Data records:
▬▬▬▬▬▬▬▬▬▬
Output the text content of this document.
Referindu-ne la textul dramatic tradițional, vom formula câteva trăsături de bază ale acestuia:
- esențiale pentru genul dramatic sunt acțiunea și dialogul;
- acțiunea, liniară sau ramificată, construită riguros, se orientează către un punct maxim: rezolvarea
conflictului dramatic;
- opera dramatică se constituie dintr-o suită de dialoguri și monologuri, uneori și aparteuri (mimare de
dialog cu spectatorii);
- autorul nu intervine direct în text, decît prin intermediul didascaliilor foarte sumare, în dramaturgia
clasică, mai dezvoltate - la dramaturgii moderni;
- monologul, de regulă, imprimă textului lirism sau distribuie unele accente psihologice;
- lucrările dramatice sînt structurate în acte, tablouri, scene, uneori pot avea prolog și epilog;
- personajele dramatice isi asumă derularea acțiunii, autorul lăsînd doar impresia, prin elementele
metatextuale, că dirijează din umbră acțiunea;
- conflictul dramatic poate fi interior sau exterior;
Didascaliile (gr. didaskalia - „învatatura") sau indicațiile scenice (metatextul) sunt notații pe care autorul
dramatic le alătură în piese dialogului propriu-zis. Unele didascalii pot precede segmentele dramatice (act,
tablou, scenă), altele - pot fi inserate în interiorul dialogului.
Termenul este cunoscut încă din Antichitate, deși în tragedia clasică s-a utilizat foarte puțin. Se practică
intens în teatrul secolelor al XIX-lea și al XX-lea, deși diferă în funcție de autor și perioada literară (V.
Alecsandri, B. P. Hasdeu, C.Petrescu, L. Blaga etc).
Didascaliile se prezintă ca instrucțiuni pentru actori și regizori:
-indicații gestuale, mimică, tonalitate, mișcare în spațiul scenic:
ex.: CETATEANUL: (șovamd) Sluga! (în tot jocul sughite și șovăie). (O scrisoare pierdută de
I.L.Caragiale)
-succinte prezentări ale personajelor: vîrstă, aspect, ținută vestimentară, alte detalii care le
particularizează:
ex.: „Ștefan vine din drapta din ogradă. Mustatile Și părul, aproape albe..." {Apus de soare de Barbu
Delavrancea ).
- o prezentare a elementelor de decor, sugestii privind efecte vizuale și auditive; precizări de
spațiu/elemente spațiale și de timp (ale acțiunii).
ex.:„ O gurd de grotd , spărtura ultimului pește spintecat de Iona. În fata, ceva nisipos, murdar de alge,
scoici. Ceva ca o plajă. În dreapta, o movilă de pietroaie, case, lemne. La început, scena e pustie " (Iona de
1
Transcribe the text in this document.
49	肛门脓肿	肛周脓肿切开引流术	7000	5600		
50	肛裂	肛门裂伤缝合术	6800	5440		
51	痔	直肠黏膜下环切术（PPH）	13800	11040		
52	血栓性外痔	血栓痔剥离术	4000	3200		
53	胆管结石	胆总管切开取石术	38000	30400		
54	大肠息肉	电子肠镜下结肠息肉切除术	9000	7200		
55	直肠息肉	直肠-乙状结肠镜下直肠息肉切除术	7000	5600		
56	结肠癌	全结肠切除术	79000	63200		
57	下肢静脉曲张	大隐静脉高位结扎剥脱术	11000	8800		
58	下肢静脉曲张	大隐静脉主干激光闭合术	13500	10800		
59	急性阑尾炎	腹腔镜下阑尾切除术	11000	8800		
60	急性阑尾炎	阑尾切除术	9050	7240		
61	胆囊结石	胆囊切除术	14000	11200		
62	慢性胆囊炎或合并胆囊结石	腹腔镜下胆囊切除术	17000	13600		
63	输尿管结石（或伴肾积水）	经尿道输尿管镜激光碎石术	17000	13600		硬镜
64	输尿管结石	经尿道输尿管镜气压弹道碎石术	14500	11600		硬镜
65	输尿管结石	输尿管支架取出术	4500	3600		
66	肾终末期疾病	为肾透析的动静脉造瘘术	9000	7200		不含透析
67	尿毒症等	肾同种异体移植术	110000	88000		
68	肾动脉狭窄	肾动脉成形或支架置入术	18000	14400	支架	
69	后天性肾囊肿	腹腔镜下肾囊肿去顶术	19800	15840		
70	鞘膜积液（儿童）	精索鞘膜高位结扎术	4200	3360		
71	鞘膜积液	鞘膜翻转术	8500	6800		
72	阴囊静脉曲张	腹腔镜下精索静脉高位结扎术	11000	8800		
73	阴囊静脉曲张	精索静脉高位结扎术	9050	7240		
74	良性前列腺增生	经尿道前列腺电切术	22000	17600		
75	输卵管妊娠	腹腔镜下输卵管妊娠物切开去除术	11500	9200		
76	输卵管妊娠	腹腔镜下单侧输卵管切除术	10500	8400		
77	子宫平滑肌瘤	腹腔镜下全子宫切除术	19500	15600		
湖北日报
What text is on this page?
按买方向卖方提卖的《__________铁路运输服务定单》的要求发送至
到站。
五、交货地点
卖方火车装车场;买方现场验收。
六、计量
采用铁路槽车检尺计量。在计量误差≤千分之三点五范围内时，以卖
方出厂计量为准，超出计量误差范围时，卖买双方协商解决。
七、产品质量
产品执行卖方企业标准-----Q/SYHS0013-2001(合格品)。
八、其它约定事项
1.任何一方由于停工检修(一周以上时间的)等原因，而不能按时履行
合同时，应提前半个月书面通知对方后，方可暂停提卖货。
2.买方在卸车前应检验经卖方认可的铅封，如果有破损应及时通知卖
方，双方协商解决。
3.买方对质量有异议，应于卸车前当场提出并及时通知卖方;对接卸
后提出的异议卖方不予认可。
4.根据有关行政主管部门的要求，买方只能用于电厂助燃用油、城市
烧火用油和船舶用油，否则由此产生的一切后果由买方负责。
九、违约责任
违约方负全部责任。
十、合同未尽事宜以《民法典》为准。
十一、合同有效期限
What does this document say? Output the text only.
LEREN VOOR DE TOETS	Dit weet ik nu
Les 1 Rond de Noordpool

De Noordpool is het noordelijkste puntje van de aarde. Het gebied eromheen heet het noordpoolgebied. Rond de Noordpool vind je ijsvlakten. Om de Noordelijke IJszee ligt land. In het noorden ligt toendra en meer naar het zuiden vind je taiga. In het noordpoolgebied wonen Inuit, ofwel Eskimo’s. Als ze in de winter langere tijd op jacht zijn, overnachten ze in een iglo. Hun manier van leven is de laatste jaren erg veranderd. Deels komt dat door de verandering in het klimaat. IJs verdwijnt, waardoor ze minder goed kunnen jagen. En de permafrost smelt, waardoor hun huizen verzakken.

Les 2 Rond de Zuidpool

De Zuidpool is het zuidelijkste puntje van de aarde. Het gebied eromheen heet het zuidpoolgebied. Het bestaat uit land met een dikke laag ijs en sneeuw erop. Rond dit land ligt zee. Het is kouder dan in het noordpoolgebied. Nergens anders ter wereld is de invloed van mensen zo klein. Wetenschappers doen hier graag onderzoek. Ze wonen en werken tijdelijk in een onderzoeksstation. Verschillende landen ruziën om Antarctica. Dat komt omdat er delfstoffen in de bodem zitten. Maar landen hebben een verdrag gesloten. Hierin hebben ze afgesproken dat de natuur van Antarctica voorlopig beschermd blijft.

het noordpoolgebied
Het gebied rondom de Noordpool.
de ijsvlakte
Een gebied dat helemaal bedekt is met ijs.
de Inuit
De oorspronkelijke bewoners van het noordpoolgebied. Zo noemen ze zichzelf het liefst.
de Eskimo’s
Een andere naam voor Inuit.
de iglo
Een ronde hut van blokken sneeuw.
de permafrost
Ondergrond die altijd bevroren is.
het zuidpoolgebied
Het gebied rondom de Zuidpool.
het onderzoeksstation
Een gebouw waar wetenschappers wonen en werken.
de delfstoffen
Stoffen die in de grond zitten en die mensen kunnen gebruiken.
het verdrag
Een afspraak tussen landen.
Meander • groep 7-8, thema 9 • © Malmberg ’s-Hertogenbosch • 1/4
▬▬▬▬▬▬▬▬▬▬
Return from the data every line that holds "What".

What text is on this page?
What does this document say? Output the text only.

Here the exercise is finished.